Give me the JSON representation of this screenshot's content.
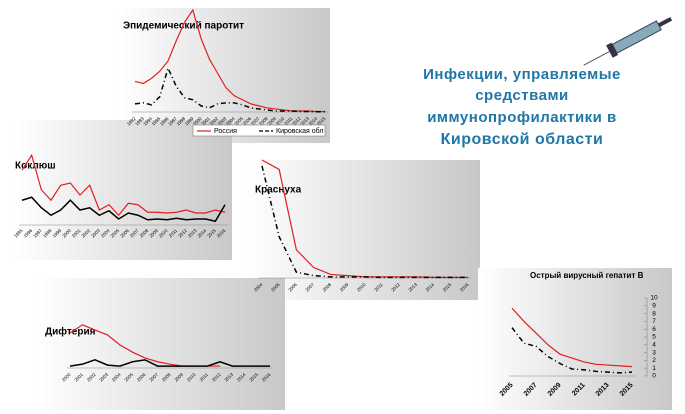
{
  "slide": {
    "title_lines": [
      "Инфекции, управляемые",
      "средствами",
      "иммунопрофилактики в",
      "Кировской области"
    ]
  },
  "chart_data": [
    {
      "type": "line",
      "title": "Эпидемический паротит",
      "categories": [
        "1992",
        "1993",
        "1994",
        "1995",
        "1996",
        "1997",
        "1998",
        "1999",
        "2000",
        "2001",
        "2002",
        "2003",
        "2004",
        "2005",
        "2006",
        "2007",
        "2008",
        "2009",
        "2010",
        "2011",
        "2012",
        "2013",
        "2014",
        "2015"
      ],
      "series": [
        {
          "name": "Россия",
          "color": "#e02020",
          "values": [
            30,
            28,
            33,
            40,
            50,
            70,
            88,
            100,
            72,
            52,
            38,
            24,
            16,
            12,
            8,
            6,
            4,
            3,
            2,
            1,
            1,
            1,
            0.5,
            0.5
          ]
        },
        {
          "name": "Кировская обл",
          "color": "#000000",
          "dashed": true,
          "values": [
            8,
            9,
            7,
            15,
            43,
            25,
            14,
            12,
            6,
            4,
            8,
            9,
            9,
            7,
            4,
            3,
            2,
            1,
            1,
            1,
            0.5,
            0.5,
            0.3,
            0.3
          ]
        }
      ],
      "ylim": [
        0,
        100
      ],
      "legend": "bottom"
    },
    {
      "type": "line",
      "title": "Коклюш",
      "categories": [
        "1995",
        "1996",
        "1997",
        "1998",
        "1999",
        "2000",
        "2001",
        "2002",
        "2003",
        "2004",
        "2005",
        "2006",
        "2007",
        "2008",
        "2009",
        "2010",
        "2011",
        "2012",
        "2013",
        "2014",
        "2015",
        "2016"
      ],
      "series": [
        {
          "color": "#e02020",
          "values": [
            73,
            93,
            47,
            33,
            53,
            56,
            40,
            53,
            20,
            27,
            13,
            29,
            27,
            17,
            17,
            16,
            17,
            20,
            16,
            16,
            20,
            17
          ]
        },
        {
          "color": "#000000",
          "values": [
            33,
            37,
            23,
            13,
            20,
            33,
            20,
            23,
            13,
            19,
            8,
            16,
            13,
            7,
            8,
            7,
            9,
            7,
            8,
            8,
            5,
            27
          ]
        }
      ],
      "ylim": [
        0,
        100
      ]
    },
    {
      "type": "line",
      "title": "Краснуха",
      "categories": [
        "2004",
        "2005",
        "2006",
        "2007",
        "2008",
        "2009",
        "2010",
        "2011",
        "2012",
        "2013",
        "2014",
        "2015",
        "2016"
      ],
      "series": [
        {
          "color": "#e02020",
          "values": [
            100,
            92,
            24,
            9,
            3,
            2,
            1,
            1,
            1,
            1,
            0.5,
            0.5,
            0.5
          ]
        },
        {
          "color": "#000000",
          "dashed": true,
          "values": [
            95,
            35,
            5,
            2,
            1,
            1,
            1,
            0.5,
            0.5,
            0.5,
            0.5,
            0.5,
            0.5
          ]
        }
      ],
      "ylim": [
        0,
        100
      ]
    },
    {
      "type": "line",
      "title": "Дифтерия",
      "categories": [
        "2000",
        "2001",
        "2002",
        "2003",
        "2004",
        "2005",
        "2006",
        "2007",
        "2008",
        "2009",
        "2010",
        "2011",
        "2012",
        "2013",
        "2014",
        "2015",
        "2016"
      ],
      "series": [
        {
          "color": "#e02020",
          "values": [
            73,
            90,
            79,
            69,
            48,
            33,
            21,
            13,
            8,
            4,
            4,
            4,
            4,
            null,
            null,
            null,
            null
          ]
        },
        {
          "color": "#000000",
          "values": [
            4,
            8,
            17,
            6,
            4,
            13,
            17,
            4,
            4,
            4,
            4,
            4,
            13,
            4,
            4,
            4,
            4
          ]
        }
      ],
      "ylim": [
        0,
        100
      ]
    },
    {
      "type": "line",
      "title": "Острый вирусный гепатит В",
      "categories": [
        "2005",
        null,
        "2007",
        null,
        "2009",
        null,
        "2011",
        null,
        "2013",
        null,
        "2015"
      ],
      "series": [
        {
          "color": "#e02020",
          "values": [
            8.7,
            7,
            5.5,
            4,
            2.8,
            2.3,
            1.8,
            1.5,
            1.4,
            1.3,
            1.2
          ]
        },
        {
          "color": "#000000",
          "dashed": true,
          "values": [
            6.2,
            4.2,
            3.8,
            2.5,
            1.6,
            0.9,
            0.8,
            0.6,
            0.5,
            0.4,
            0.5
          ]
        }
      ],
      "ylim": [
        0,
        10
      ],
      "yticks": [
        0,
        1,
        2,
        3,
        4,
        5,
        6,
        7,
        8,
        9,
        10
      ]
    }
  ]
}
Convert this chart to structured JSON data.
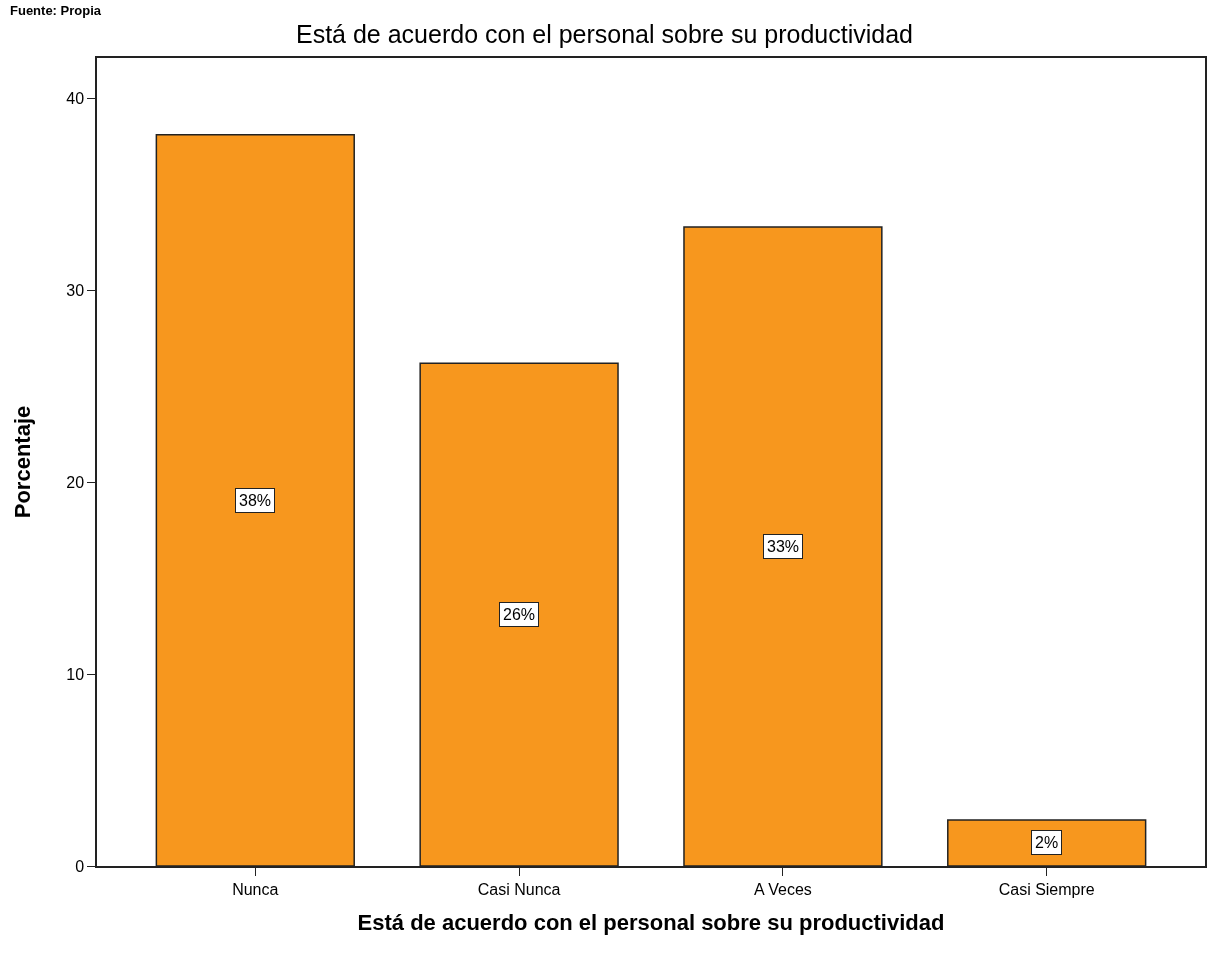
{
  "chart_data": {
    "type": "bar",
    "title": "Está de acuerdo con el personal sobre su productividad",
    "xlabel": "Está de acuerdo con el personal sobre su productividad",
    "ylabel": "Porcentaje",
    "annotations": [
      "Fuente: Propia"
    ],
    "categories": [
      "Nunca",
      "Casi Nunca",
      "A Veces",
      "Casi Siempre"
    ],
    "values": [
      38.1,
      26.2,
      33.3,
      2.4
    ],
    "value_labels": [
      "38%",
      "26%",
      "33%",
      "2%"
    ],
    "color": "#f7971e",
    "ylim": [
      0,
      42.1
    ],
    "yticks": [
      0,
      10,
      20,
      30,
      40
    ]
  }
}
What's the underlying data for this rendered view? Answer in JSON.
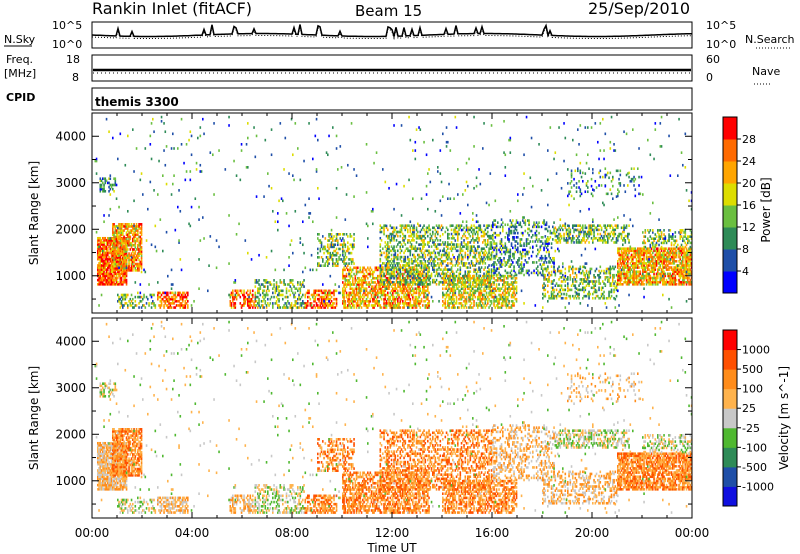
{
  "header": {
    "station": "Rankin Inlet (fitACF)",
    "beam": "Beam 15",
    "date": "25/Sep/2010"
  },
  "noise_panel": {
    "left_label": "N.Sky",
    "right_label": "N.Search",
    "left_ticks": [
      "10^5",
      "10^0"
    ],
    "right_ticks": [
      "10^5",
      "10^0"
    ]
  },
  "freq_panel": {
    "left_label_1": "Freq.",
    "left_label_2": "[MHz]",
    "left_ticks": [
      "18",
      "8"
    ],
    "right_label": "Nave",
    "right_ticks": [
      "60",
      "0"
    ]
  },
  "cpid_panel": {
    "label": "CPID",
    "program": "themis 3300"
  },
  "colors": {
    "scale": [
      "#0000ff",
      "#1f4fa8",
      "#2e8b57",
      "#6abf40",
      "#dddd00",
      "#ffa500",
      "#ff6a00",
      "#ff0000"
    ],
    "velocity": [
      "#ff0000",
      "#ff5000",
      "#ff8c1a",
      "#ffb34d",
      "#c8c8c8",
      "#4fb830",
      "#2e8b57",
      "#1f4fa8",
      "#1010e0"
    ]
  },
  "chart_data": [
    {
      "type": "heatmap",
      "name_label": "power-panel",
      "ylabel": "Slant Range [km]",
      "yticks": [
        "1000",
        "2000",
        "3000",
        "4000"
      ],
      "ylim": [
        200,
        4500
      ],
      "colorbar_label": "Power [dB]",
      "colorbar_ticks": [
        "4",
        "8",
        "12",
        "16",
        "20",
        "24",
        "28"
      ],
      "clim": [
        0,
        32
      ]
    },
    {
      "type": "heatmap",
      "name_label": "velocity-panel",
      "ylabel": "Slant Range [km]",
      "yticks": [
        "1000",
        "2000",
        "3000",
        "4000"
      ],
      "ylim": [
        200,
        4500
      ],
      "colorbar_label": "Velocity [m s^-1]",
      "colorbar_ticks": [
        "1000",
        "500",
        "100",
        "25",
        "-25",
        "-100",
        "-500",
        "-1000"
      ]
    }
  ],
  "xaxis": {
    "label": "Time UT",
    "ticks": [
      "00:00",
      "04:00",
      "08:00",
      "12:00",
      "16:00",
      "20:00",
      "00:00"
    ],
    "xlim": [
      0,
      24
    ]
  }
}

Requirements:
Repeat the listing in full and exactly. Leave any pictures out.

Finished answer:
Give me the JSON representation of this screenshot's content.
{
  "slide": {
    "title_lines": [
      "Инфекции, управляемые",
      "средствами",
      "иммунопрофилактики в",
      "Кировской области"
    ]
  },
  "chart_data": [
    {
      "type": "line",
      "title": "Эпидемический паротит",
      "categories": [
        "1992",
        "1993",
        "1994",
        "1995",
        "1996",
        "1997",
        "1998",
        "1999",
        "2000",
        "2001",
        "2002",
        "2003",
        "2004",
        "2005",
        "2006",
        "2007",
        "2008",
        "2009",
        "2010",
        "2011",
        "2012",
        "2013",
        "2014",
        "2015"
      ],
      "series": [
        {
          "name": "Россия",
          "color": "#e02020",
          "values": [
            30,
            28,
            33,
            40,
            50,
            70,
            88,
            100,
            72,
            52,
            38,
            24,
            16,
            12,
            8,
            6,
            4,
            3,
            2,
            1,
            1,
            1,
            0.5,
            0.5
          ]
        },
        {
          "name": "Кировская обл",
          "color": "#000000",
          "dashed": true,
          "values": [
            8,
            9,
            7,
            15,
            43,
            25,
            14,
            12,
            6,
            4,
            8,
            9,
            9,
            7,
            4,
            3,
            2,
            1,
            1,
            1,
            0.5,
            0.5,
            0.3,
            0.3
          ]
        }
      ],
      "ylim": [
        0,
        100
      ],
      "legend": "bottom"
    },
    {
      "type": "line",
      "title": "Коклюш",
      "categories": [
        "1995",
        "1996",
        "1997",
        "1998",
        "1999",
        "2000",
        "2001",
        "2002",
        "2003",
        "2004",
        "2005",
        "2006",
        "2007",
        "2008",
        "2009",
        "2010",
        "2011",
        "2012",
        "2013",
        "2014",
        "2015",
        "2016"
      ],
      "series": [
        {
          "color": "#e02020",
          "values": [
            73,
            93,
            47,
            33,
            53,
            56,
            40,
            53,
            20,
            27,
            13,
            29,
            27,
            17,
            17,
            16,
            17,
            20,
            16,
            16,
            20,
            17
          ]
        },
        {
          "color": "#000000",
          "values": [
            33,
            37,
            23,
            13,
            20,
            33,
            20,
            23,
            13,
            19,
            8,
            16,
            13,
            7,
            8,
            7,
            9,
            7,
            8,
            8,
            5,
            27
          ]
        }
      ],
      "ylim": [
        0,
        100
      ]
    },
    {
      "type": "line",
      "title": "Краснуха",
      "categories": [
        "2004",
        "2005",
        "2006",
        "2007",
        "2008",
        "2009",
        "2010",
        "2011",
        "2012",
        "2013",
        "2014",
        "2015",
        "2016"
      ],
      "series": [
        {
          "color": "#e02020",
          "values": [
            100,
            92,
            24,
            9,
            3,
            2,
            1,
            1,
            1,
            1,
            0.5,
            0.5,
            0.5
          ]
        },
        {
          "color": "#000000",
          "dashed": true,
          "values": [
            95,
            35,
            5,
            2,
            1,
            1,
            1,
            0.5,
            0.5,
            0.5,
            0.5,
            0.5,
            0.5
          ]
        }
      ],
      "ylim": [
        0,
        100
      ]
    },
    {
      "type": "line",
      "title": "Дифтерия",
      "categories": [
        "2000",
        "2001",
        "2002",
        "2003",
        "2004",
        "2005",
        "2006",
        "2007",
        "2008",
        "2009",
        "2010",
        "2011",
        "2012",
        "2013",
        "2014",
        "2015",
        "2016"
      ],
      "series": [
        {
          "color": "#e02020",
          "values": [
            73,
            90,
            79,
            69,
            48,
            33,
            21,
            13,
            8,
            4,
            4,
            4,
            4,
            null,
            null,
            null,
            null
          ]
        },
        {
          "color": "#000000",
          "values": [
            4,
            8,
            17,
            6,
            4,
            13,
            17,
            4,
            4,
            4,
            4,
            4,
            13,
            4,
            4,
            4,
            4
          ]
        }
      ],
      "ylim": [
        0,
        100
      ]
    },
    {
      "type": "line",
      "title": "Острый вирусный гепатит В",
      "categories": [
        "2005",
        null,
        "2007",
        null,
        "2009",
        null,
        "2011",
        null,
        "2013",
        null,
        "2015"
      ],
      "series": [
        {
          "color": "#e02020",
          "values": [
            8.7,
            7,
            5.5,
            4,
            2.8,
            2.3,
            1.8,
            1.5,
            1.4,
            1.3,
            1.2
          ]
        },
        {
          "color": "#000000",
          "dashed": true,
          "values": [
            6.2,
            4.2,
            3.8,
            2.5,
            1.6,
            0.9,
            0.8,
            0.6,
            0.5,
            0.4,
            0.5
          ]
        }
      ],
      "ylim": [
        0,
        10
      ],
      "yticks": [
        0,
        1,
        2,
        3,
        4,
        5,
        6,
        7,
        8,
        9,
        10
      ]
    }
  ]
}
Convert this chart to structured JSON data.
{
  "chart_data": {
    "type": "bar",
    "title": "Está de acuerdo con el personal sobre su productividad",
    "xlabel": "Está de acuerdo con el personal sobre su productividad",
    "ylabel": "Porcentaje",
    "annotations": [
      "Fuente: Propia"
    ],
    "categories": [
      "Nunca",
      "Casi Nunca",
      "A Veces",
      "Casi Siempre"
    ],
    "values": [
      38.1,
      26.2,
      33.3,
      2.4
    ],
    "value_labels": [
      "38%",
      "26%",
      "33%",
      "2%"
    ],
    "color": "#f7971e",
    "ylim": [
      0,
      42.1
    ],
    "yticks": [
      0,
      10,
      20,
      30,
      40
    ]
  }
}
What's the underlying data for this rendered view? Answer in JSON.
{
  "header": {
    "station": "Rankin Inlet (fitACF)",
    "beam": "Beam 15",
    "date": "25/Sep/2010"
  },
  "noise_panel": {
    "left_label": "N.Sky",
    "right_label": "N.Search",
    "left_ticks": [
      "10^5",
      "10^0"
    ],
    "right_ticks": [
      "10^5",
      "10^0"
    ]
  },
  "freq_panel": {
    "left_label_1": "Freq.",
    "left_label_2": "[MHz]",
    "left_ticks": [
      "18",
      "8"
    ],
    "right_label": "Nave",
    "right_ticks": [
      "60",
      "0"
    ]
  },
  "cpid_panel": {
    "label": "CPID",
    "program": "themis 3300"
  },
  "colors": {
    "scale": [
      "#0000ff",
      "#1f4fa8",
      "#2e8b57",
      "#6abf40",
      "#dddd00",
      "#ffa500",
      "#ff6a00",
      "#ff0000"
    ],
    "velocity": [
      "#ff0000",
      "#ff5000",
      "#ff8c1a",
      "#ffb34d",
      "#c8c8c8",
      "#4fb830",
      "#2e8b57",
      "#1f4fa8",
      "#1010e0"
    ]
  },
  "chart_data": [
    {
      "type": "heatmap",
      "name_label": "power-panel",
      "ylabel": "Slant Range [km]",
      "yticks": [
        "1000",
        "2000",
        "3000",
        "4000"
      ],
      "ylim": [
        200,
        4500
      ],
      "colorbar_label": "Power [dB]",
      "colorbar_ticks": [
        "4",
        "8",
        "12",
        "16",
        "20",
        "24",
        "28"
      ],
      "clim": [
        0,
        32
      ]
    },
    {
      "type": "heatmap",
      "name_label": "velocity-panel",
      "ylabel": "Slant Range [km]",
      "yticks": [
        "1000",
        "2000",
        "3000",
        "4000"
      ],
      "ylim": [
        200,
        4500
      ],
      "colorbar_label": "Velocity [m s^-1]",
      "colorbar_ticks": [
        "1000",
        "500",
        "100",
        "25",
        "-25",
        "-100",
        "-500",
        "-1000"
      ]
    }
  ],
  "xaxis": {
    "label": "Time UT",
    "ticks": [
      "00:00",
      "04:00",
      "08:00",
      "12:00",
      "16:00",
      "20:00",
      "00:00"
    ],
    "xlim": [
      0,
      24
    ]
  }
}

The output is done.